▶ [WHAT IS BEING ASKED]
Count lines, not occurrences: report how many lines in the records hold the string "nostre", and nothing else.

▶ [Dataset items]
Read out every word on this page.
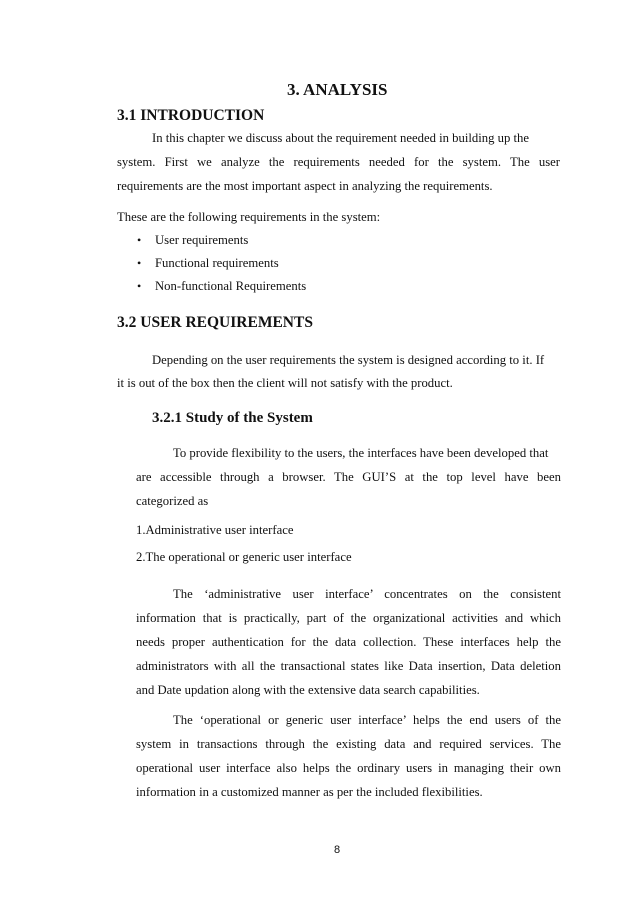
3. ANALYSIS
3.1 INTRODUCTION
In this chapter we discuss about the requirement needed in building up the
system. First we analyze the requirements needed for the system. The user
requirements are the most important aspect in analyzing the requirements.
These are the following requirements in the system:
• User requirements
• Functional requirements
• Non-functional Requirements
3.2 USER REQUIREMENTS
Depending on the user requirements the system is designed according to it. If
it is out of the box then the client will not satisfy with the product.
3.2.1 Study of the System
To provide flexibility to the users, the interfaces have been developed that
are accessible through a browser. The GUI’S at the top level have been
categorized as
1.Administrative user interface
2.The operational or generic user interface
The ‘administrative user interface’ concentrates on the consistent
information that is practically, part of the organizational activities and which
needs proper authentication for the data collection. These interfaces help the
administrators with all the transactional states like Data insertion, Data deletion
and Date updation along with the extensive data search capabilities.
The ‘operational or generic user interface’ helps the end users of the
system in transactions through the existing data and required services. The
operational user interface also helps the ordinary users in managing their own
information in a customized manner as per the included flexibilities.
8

* * *

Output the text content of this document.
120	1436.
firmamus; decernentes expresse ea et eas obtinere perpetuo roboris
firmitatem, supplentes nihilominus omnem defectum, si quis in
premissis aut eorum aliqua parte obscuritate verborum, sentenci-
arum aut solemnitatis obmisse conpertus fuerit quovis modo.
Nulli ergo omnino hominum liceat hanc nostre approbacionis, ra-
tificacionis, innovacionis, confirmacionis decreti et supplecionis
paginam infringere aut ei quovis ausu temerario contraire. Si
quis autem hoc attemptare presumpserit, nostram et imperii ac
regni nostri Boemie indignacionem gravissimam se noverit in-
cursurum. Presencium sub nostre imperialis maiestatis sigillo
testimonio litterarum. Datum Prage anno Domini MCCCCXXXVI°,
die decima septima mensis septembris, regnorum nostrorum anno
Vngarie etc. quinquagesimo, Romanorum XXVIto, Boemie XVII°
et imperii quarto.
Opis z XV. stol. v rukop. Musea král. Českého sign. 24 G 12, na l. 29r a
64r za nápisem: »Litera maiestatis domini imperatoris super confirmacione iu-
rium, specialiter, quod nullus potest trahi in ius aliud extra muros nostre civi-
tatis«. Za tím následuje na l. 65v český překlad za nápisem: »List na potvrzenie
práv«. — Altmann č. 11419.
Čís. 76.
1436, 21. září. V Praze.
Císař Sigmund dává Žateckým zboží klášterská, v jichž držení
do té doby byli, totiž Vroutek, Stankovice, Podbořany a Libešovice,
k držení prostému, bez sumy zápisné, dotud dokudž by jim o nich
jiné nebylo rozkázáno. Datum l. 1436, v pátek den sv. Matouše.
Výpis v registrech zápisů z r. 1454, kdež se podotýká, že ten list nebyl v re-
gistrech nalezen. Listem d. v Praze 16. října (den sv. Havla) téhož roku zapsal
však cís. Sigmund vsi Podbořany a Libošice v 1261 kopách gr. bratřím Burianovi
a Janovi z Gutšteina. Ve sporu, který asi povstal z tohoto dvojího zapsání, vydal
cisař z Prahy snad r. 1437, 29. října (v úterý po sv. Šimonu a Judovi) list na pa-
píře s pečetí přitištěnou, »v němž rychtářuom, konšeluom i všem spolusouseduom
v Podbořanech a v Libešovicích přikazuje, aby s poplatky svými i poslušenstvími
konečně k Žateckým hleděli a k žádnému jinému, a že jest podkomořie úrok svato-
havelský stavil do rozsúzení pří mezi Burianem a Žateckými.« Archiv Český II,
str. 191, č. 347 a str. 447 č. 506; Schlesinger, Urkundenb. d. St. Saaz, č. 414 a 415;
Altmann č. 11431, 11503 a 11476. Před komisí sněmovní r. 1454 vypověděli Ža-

...

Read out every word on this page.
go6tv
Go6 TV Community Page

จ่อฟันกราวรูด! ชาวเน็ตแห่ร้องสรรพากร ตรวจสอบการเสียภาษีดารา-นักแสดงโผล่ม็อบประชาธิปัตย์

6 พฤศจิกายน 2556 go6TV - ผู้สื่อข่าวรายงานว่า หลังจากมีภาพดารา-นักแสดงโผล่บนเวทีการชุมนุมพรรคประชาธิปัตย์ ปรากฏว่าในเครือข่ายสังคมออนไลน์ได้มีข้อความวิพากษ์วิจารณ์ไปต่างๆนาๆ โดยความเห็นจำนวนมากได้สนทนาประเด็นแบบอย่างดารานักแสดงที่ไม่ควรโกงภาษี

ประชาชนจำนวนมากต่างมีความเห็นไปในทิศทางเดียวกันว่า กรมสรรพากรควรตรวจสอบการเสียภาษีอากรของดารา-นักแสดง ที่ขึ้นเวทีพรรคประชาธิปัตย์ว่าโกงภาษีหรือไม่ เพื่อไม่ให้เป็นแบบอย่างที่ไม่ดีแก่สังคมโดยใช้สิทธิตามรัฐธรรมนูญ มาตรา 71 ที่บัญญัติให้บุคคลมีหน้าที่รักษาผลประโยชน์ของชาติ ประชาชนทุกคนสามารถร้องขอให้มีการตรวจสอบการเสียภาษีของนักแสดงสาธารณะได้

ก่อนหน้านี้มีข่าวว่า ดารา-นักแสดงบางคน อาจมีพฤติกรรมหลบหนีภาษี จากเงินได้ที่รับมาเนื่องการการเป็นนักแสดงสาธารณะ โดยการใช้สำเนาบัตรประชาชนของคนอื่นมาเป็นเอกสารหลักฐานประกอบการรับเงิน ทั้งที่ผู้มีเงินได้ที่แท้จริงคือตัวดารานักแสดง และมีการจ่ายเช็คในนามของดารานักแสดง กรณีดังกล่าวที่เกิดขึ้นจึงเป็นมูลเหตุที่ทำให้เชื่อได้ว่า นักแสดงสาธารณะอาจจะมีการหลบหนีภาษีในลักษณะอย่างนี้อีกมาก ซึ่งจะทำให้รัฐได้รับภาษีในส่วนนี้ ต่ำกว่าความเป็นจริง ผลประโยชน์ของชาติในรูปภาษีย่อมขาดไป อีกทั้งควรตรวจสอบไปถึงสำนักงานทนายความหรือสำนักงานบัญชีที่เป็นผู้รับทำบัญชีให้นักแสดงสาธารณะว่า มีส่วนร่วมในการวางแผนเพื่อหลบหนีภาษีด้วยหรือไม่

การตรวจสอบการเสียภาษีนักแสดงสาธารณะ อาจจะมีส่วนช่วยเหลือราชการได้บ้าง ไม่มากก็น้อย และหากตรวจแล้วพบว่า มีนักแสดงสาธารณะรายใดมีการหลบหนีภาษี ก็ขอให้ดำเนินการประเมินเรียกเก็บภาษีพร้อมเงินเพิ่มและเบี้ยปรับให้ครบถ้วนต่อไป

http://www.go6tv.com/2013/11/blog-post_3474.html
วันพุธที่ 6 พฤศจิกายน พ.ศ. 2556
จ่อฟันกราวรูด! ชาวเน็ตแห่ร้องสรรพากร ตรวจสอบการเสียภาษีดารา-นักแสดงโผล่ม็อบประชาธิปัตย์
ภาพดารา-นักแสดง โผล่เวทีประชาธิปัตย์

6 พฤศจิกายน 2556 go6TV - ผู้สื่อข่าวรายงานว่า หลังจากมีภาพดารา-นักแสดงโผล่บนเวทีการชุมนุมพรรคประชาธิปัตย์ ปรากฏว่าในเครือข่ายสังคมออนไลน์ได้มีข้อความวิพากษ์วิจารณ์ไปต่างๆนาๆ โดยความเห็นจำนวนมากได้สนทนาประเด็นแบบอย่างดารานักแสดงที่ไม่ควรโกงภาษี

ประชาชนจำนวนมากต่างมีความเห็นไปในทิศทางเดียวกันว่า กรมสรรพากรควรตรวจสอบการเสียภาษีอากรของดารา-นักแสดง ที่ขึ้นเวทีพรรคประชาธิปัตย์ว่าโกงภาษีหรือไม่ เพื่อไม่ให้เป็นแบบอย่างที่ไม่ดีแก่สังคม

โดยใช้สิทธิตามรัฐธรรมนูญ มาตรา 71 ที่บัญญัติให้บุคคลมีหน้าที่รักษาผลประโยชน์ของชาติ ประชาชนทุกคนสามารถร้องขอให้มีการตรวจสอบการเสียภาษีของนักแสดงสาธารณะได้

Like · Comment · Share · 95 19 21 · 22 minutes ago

▶ [SOLUTION BELOW]
3